### Directive
Repeat the data verbatim.

** Start **

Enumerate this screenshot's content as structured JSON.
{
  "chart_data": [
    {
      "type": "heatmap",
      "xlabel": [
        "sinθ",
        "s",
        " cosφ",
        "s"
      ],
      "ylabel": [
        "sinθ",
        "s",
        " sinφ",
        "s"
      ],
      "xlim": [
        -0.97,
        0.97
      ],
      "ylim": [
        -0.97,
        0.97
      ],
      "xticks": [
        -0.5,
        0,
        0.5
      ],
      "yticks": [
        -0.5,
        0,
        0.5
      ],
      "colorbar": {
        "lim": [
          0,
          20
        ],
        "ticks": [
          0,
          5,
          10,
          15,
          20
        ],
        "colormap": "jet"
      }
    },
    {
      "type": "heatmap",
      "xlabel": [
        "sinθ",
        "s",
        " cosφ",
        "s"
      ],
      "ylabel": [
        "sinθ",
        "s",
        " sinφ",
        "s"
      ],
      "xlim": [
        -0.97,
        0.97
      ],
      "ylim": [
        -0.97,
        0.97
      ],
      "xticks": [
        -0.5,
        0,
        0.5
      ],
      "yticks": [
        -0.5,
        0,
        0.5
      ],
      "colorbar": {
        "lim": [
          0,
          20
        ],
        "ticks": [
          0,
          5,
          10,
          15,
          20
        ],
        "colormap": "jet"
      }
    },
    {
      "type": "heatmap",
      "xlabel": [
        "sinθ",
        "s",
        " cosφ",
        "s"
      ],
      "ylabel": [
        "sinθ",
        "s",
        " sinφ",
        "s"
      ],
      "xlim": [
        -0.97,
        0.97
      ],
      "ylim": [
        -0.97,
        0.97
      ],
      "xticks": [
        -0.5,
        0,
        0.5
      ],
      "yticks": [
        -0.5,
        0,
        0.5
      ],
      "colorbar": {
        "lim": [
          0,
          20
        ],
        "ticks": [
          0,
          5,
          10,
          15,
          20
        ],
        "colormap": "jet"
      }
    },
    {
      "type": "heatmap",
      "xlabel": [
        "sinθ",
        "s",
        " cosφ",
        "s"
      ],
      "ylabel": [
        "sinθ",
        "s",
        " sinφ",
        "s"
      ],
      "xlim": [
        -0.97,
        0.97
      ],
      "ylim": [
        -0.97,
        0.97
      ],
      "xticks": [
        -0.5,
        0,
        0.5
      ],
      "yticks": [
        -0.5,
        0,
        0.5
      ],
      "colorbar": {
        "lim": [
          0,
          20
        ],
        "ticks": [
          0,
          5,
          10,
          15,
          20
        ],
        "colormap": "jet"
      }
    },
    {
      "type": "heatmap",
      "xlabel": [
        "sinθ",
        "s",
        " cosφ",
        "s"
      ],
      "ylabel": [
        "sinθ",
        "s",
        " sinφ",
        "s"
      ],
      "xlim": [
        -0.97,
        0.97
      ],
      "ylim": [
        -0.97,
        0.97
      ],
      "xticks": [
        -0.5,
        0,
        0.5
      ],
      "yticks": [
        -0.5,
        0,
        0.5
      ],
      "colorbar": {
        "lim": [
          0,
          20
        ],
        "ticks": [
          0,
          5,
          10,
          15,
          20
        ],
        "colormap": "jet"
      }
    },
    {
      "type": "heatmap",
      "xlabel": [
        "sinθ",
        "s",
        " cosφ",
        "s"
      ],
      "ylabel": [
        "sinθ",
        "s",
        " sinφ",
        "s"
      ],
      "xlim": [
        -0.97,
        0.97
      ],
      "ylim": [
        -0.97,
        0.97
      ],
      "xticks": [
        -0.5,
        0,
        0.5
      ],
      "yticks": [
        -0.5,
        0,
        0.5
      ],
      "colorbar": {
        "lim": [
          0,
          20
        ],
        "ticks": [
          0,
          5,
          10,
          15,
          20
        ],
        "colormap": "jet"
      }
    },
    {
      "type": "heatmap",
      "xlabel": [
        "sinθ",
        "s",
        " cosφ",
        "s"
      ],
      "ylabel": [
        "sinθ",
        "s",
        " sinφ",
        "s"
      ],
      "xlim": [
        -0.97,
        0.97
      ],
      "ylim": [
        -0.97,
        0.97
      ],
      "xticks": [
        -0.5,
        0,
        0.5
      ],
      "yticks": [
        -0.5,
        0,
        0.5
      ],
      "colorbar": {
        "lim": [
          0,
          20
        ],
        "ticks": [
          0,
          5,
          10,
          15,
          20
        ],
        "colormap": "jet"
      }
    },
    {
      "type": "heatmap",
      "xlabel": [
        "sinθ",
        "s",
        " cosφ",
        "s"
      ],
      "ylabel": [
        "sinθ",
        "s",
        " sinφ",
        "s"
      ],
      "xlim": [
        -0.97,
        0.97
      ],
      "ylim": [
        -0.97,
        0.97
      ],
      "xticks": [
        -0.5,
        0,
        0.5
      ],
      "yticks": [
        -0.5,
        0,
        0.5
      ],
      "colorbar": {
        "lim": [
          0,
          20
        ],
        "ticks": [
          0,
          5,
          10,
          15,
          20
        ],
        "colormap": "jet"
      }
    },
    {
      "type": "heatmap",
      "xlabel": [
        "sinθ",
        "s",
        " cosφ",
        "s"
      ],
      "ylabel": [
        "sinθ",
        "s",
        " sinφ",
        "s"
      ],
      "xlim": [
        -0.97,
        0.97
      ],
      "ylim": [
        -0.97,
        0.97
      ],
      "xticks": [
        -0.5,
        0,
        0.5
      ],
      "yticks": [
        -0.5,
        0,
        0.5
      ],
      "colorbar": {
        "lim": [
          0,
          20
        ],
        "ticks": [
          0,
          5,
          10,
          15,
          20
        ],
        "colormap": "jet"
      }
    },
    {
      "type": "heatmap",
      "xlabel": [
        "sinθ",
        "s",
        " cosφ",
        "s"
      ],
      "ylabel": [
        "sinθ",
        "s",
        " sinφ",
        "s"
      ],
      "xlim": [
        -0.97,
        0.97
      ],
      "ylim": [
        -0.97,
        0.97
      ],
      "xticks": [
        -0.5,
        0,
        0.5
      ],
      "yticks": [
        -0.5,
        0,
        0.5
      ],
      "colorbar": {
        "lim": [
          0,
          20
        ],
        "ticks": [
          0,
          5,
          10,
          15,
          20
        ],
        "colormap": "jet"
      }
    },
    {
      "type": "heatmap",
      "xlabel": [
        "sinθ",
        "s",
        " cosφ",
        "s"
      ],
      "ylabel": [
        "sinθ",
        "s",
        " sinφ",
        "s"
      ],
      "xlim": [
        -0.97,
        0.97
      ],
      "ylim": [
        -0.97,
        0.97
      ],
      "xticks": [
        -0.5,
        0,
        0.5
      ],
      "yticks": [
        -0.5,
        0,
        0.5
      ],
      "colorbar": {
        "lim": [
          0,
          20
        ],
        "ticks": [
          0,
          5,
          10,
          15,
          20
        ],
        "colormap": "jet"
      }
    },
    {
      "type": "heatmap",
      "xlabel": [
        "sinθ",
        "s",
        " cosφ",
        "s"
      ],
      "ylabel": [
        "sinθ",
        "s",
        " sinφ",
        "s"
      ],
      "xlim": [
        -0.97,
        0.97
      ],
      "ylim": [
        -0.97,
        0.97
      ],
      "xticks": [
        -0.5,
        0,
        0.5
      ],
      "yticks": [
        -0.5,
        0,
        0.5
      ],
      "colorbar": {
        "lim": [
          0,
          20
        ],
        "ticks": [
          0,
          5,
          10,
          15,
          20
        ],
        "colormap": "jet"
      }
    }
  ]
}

** End **

### Solution for this task
Enumerate this screenshot's content as structured JSON.
{
  "chart_data": [
    {
      "type": "heatmap",
      "xlabel": [
        "sinθ",
        "s",
        " cosφ",
        "s"
      ],
      "ylabel": [
        "sinθ",
        "s",
        " sinφ",
        "s"
      ],
      "xlim": [
        -0.97,
        0.97
      ],
      "ylim": [
        -0.97,
        0.97
      ],
      "xticks": [
        -0.5,
        0,
        0.5
      ],
      "yticks": [
        -0.5,
        0,
        0.5
      ],
      "colorbar": {
        "lim": [
          0,
          20
        ],
        "ticks": [
          0,
          5,
          10,
          15,
          20
        ],
        "colormap": "jet"
      }
    },
    {
      "type": "heatmap",
      "xlabel": [
        "sinθ",
        "s",
        " cosφ",
        "s"
      ],
      "ylabel": [
        "sinθ",
        "s",
        " sinφ",
        "s"
      ],
      "xlim": [
        -0.97,
        0.97
      ],
      "ylim": [
        -0.97,
        0.97
      ],
      "xticks": [
        -0.5,
        0,
        0.5
      ],
      "yticks": [
        -0.5,
        0,
        0.5
      ],
      "colorbar": {
        "lim": [
          0,
          20
        ],
        "ticks": [
          0,
          5,
          10,
          15,
          20
        ],
        "colormap": "jet"
      }
    },
    {
      "type": "heatmap",
      "xlabel": [
        "sinθ",
        "s",
        " cosφ",
        "s"
      ],
      "ylabel": [
        "sinθ",
        "s",
        " sinφ",
        "s"
      ],
      "xlim": [
        -0.97,
        0.97
      ],
      "ylim": [
        -0.97,
        0.97
      ],
      "xticks": [
        -0.5,
        0,
        0.5
      ],
      "yticks": [
        -0.5,
        0,
        0.5
      ],
      "colorbar": {
        "lim": [
          0,
          20
        ],
        "ticks": [
          0,
          5,
          10,
          15,
          20
        ],
        "colormap": "jet"
      }
    },
    {
      "type": "heatmap",
      "xlabel": [
        "sinθ",
        "s",
        " cosφ",
        "s"
      ],
      "ylabel": [
        "sinθ",
        "s",
        " sinφ",
        "s"
      ],
      "xlim": [
        -0.97,
        0.97
      ],
      "ylim": [
        -0.97,
        0.97
      ],
      "xticks": [
        -0.5,
        0,
        0.5
      ],
      "yticks": [
        -0.5,
        0,
        0.5
      ],
      "colorbar": {
        "lim": [
          0,
          20
        ],
        "ticks": [
          0,
          5,
          10,
          15,
          20
        ],
        "colormap": "jet"
      }
    },
    {
      "type": "heatmap",
      "xlabel": [
        "sinθ",
        "s",
        " cosφ",
        "s"
      ],
      "ylabel": [
        "sinθ",
        "s",
        " sinφ",
        "s"
      ],
      "xlim": [
        -0.97,
        0.97
      ],
      "ylim": [
        -0.97,
        0.97
      ],
      "xticks": [
        -0.5,
        0,
        0.5
      ],
      "yticks": [
        -0.5,
        0,
        0.5
      ],
      "colorbar": {
        "lim": [
          0,
          20
        ],
        "ticks": [
          0,
          5,
          10,
          15,
          20
        ],
        "colormap": "jet"
      }
    },
    {
      "type": "heatmap",
      "xlabel": [
        "sinθ",
        "s",
        " cosφ",
        "s"
      ],
      "ylabel": [
        "sinθ",
        "s",
        " sinφ",
        "s"
      ],
      "xlim": [
        -0.97,
        0.97
      ],
      "ylim": [
        -0.97,
        0.97
      ],
      "xticks": [
        -0.5,
        0,
        0.5
      ],
      "yticks": [
        -0.5,
        0,
        0.5
      ],
      "colorbar": {
        "lim": [
          0,
          20
        ],
        "ticks": [
          0,
          5,
          10,
          15,
          20
        ],
        "colormap": "jet"
      }
    },
    {
      "type": "heatmap",
      "xlabel": [
        "sinθ",
        "s",
        " cosφ",
        "s"
      ],
      "ylabel": [
        "sinθ",
        "s",
        " sinφ",
        "s"
      ],
      "xlim": [
        -0.97,
        0.97
      ],
      "ylim": [
        -0.97,
        0.97
      ],
      "xticks": [
        -0.5,
        0,
        0.5
      ],
      "yticks": [
        -0.5,
        0,
        0.5
      ],
      "colorbar": {
        "lim": [
          0,
          20
        ],
        "ticks": [
          0,
          5,
          10,
          15,
          20
        ],
        "colormap": "jet"
      }
    },
    {
      "type": "heatmap",
      "xlabel": [
        "sinθ",
        "s",
        " cosφ",
        "s"
      ],
      "ylabel": [
        "sinθ",
        "s",
        " sinφ",
        "s"
      ],
      "xlim": [
        -0.97,
        0.97
      ],
      "ylim": [
        -0.97,
        0.97
      ],
      "xticks": [
        -0.5,
        0,
        0.5
      ],
      "yticks": [
        -0.5,
        0,
        0.5
      ],
      "colorbar": {
        "lim": [
          0,
          20
        ],
        "ticks": [
          0,
          5,
          10,
          15,
          20
        ],
        "colormap": "jet"
      }
    },
    {
      "type": "heatmap",
      "xlabel": [
        "sinθ",
        "s",
        " cosφ",
        "s"
      ],
      "ylabel": [
        "sinθ",
        "s",
        " sinφ",
        "s"
      ],
      "xlim": [
        -0.97,
        0.97
      ],
      "ylim": [
        -0.97,
        0.97
      ],
      "xticks": [
        -0.5,
        0,
        0.5
      ],
      "yticks": [
        -0.5,
        0,
        0.5
      ],
      "colorbar": {
        "lim": [
          0,
          20
        ],
        "ticks": [
          0,
          5,
          10,
          15,
          20
        ],
        "colormap": "jet"
      }
    },
    {
      "type": "heatmap",
      "xlabel": [
        "sinθ",
        "s",
        " cosφ",
        "s"
      ],
      "ylabel": [
        "sinθ",
        "s",
        " sinφ",
        "s"
      ],
      "xlim": [
        -0.97,
        0.97
      ],
      "ylim": [
        -0.97,
        0.97
      ],
      "xticks": [
        -0.5,
        0,
        0.5
      ],
      "yticks": [
        -0.5,
        0,
        0.5
      ],
      "colorbar": {
        "lim": [
          0,
          20
        ],
        "ticks": [
          0,
          5,
          10,
          15,
          20
        ],
        "colormap": "jet"
      }
    },
    {
      "type": "heatmap",
      "xlabel": [
        "sinθ",
        "s",
        " cosφ",
        "s"
      ],
      "ylabel": [
        "sinθ",
        "s",
        " sinφ",
        "s"
      ],
      "xlim": [
        -0.97,
        0.97
      ],
      "ylim": [
        -0.97,
        0.97
      ],
      "xticks": [
        -0.5,
        0,
        0.5
      ],
      "yticks": [
        -0.5,
        0,
        0.5
      ],
      "colorbar": {
        "lim": [
          0,
          20
        ],
        "ticks": [
          0,
          5,
          10,
          15,
          20
        ],
        "colormap": "jet"
      }
    },
    {
      "type": "heatmap",
      "xlabel": [
        "sinθ",
        "s",
        " cosφ",
        "s"
      ],
      "ylabel": [
        "sinθ",
        "s",
        " sinφ",
        "s"
      ],
      "xlim": [
        -0.97,
        0.97
      ],
      "ylim": [
        -0.97,
        0.97
      ],
      "xticks": [
        -0.5,
        0,
        0.5
      ],
      "yticks": [
        -0.5,
        0,
        0.5
      ],
      "colorbar": {
        "lim": [
          0,
          20
        ],
        "ticks": [
          0,
          5,
          10,
          15,
          20
        ],
        "colormap": "jet"
      }
    }
  ]
}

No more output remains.